* Task statement: Reproduce every line in the listing that contains the word "color".

* START Input records *

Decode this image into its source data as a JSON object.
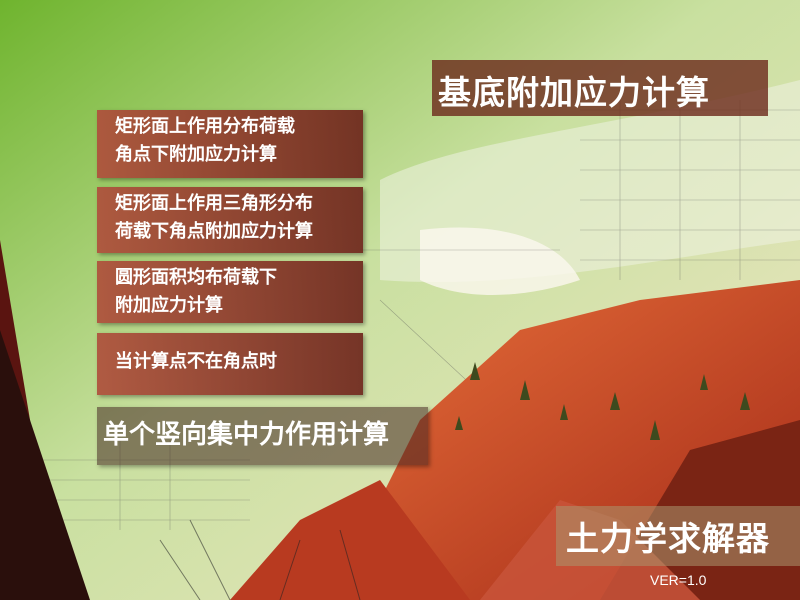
{
  "header": {
    "title": "基底附加应力计算"
  },
  "menu": {
    "rect_uniform": {
      "line1": "矩形面上作用分布荷载",
      "line2": "角点下附加应力计算"
    },
    "rect_triangle": {
      "line1": "矩形面上作用三角形分布",
      "line2": "荷载下角点附加应力计算"
    },
    "circle": {
      "line1": "圆形面积均布荷载下",
      "line2": "附加应力计算"
    },
    "not_corner": {
      "label": "当计算点不在角点时"
    },
    "point_load": {
      "label": "单个竖向集中力作用计算"
    }
  },
  "app": {
    "name": "土力学求解器",
    "version": "VER=1.0"
  }
}
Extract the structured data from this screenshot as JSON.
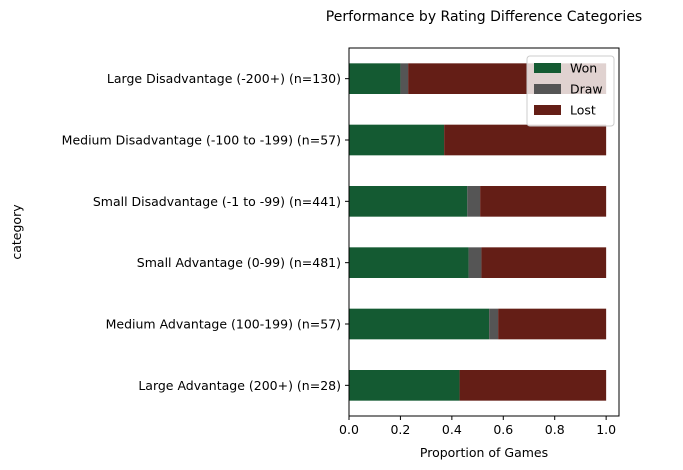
{
  "chart_data": {
    "type": "bar",
    "orientation": "horizontal",
    "stacked": true,
    "title": "Performance by Rating Difference Categories",
    "xlabel": "Proportion of Games",
    "ylabel": "category",
    "xlim": [
      0.0,
      1.05
    ],
    "xticks": [
      0.0,
      0.2,
      0.4,
      0.6,
      0.8,
      1.0
    ],
    "xtick_labels": [
      "0.0",
      "0.2",
      "0.4",
      "0.6",
      "0.8",
      "1.0"
    ],
    "grid": false,
    "legend_position": "top-right",
    "categories": [
      "Large Disadvantage (-200+) (n=130)",
      "Medium Disadvantage (-100 to -199) (n=57)",
      "Small Disadvantage (-1 to -99) (n=441)",
      "Small Advantage (0-99) (n=481)",
      "Medium Advantage (100-199) (n=57)",
      "Large Advantage (200+) (n=28)"
    ],
    "series": [
      {
        "name": "Won",
        "color": "#145a32",
        "values": [
          0.2,
          0.37,
          0.46,
          0.465,
          0.545,
          0.43
        ]
      },
      {
        "name": "Draw",
        "color": "#555555",
        "values": [
          0.03,
          0.0,
          0.05,
          0.05,
          0.035,
          0.0
        ]
      },
      {
        "name": "Lost",
        "color": "#641e16",
        "values": [
          0.77,
          0.63,
          0.49,
          0.485,
          0.42,
          0.57
        ]
      }
    ]
  }
}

* END Input records *

* Answer for this exercise:
        "color": "#145a32",
        "color": "#555555",
        "color": "#641e16",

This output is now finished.